What needs to be done: Tell how many lines in the data below include the word "Inflection". The answer is the number only.
[Start Material for this task]
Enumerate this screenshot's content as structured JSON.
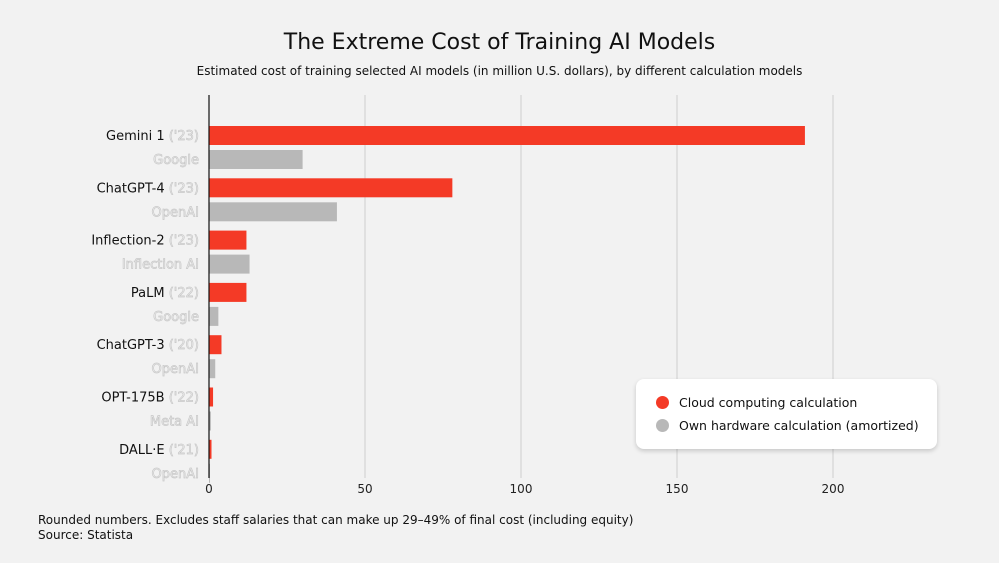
{
  "chart_data": {
    "type": "bar",
    "orientation": "horizontal",
    "title": "The Extreme Cost of Training AI Models",
    "subtitle": "Estimated cost of training selected AI models (in million U.S. dollars), by different calculation models",
    "categories": [
      {
        "model": "Gemini 1",
        "year": "('23)",
        "company": "Google"
      },
      {
        "model": "ChatGPT-4",
        "year": "('23)",
        "company": "OpenAI"
      },
      {
        "model": "Inflection-2",
        "year": "('23)",
        "company": "Inflection AI"
      },
      {
        "model": "PaLM",
        "year": "('22)",
        "company": "Google"
      },
      {
        "model": "ChatGPT-3",
        "year": "('20)",
        "company": "OpenAI"
      },
      {
        "model": "OPT-175B",
        "year": "('22)",
        "company": "Meta AI"
      },
      {
        "model": "DALL·E",
        "year": "('21)",
        "company": "OpenAI"
      }
    ],
    "series": [
      {
        "name": "Cloud computing calculation",
        "color": "#f43a26",
        "values": [
          191,
          78,
          12,
          12,
          4,
          1.3,
          0.8
        ]
      },
      {
        "name": "Own hardware calculation (amortized)",
        "color": "#b8b8b8",
        "values": [
          30,
          41,
          13,
          3,
          2,
          0.6,
          0.1
        ]
      }
    ],
    "xlim": [
      0,
      200
    ],
    "xticks": [
      "0",
      "50",
      "100",
      "150",
      "200"
    ],
    "xlabel": "",
    "ylabel": "",
    "grid": "vertical",
    "legend_position": "bottom-right"
  },
  "footnote": "Rounded numbers. Excludes staff salaries that can make up 29–49% of final cost (including equity)",
  "source": "Source: Statista"
}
[End Material for this task]
The output: 2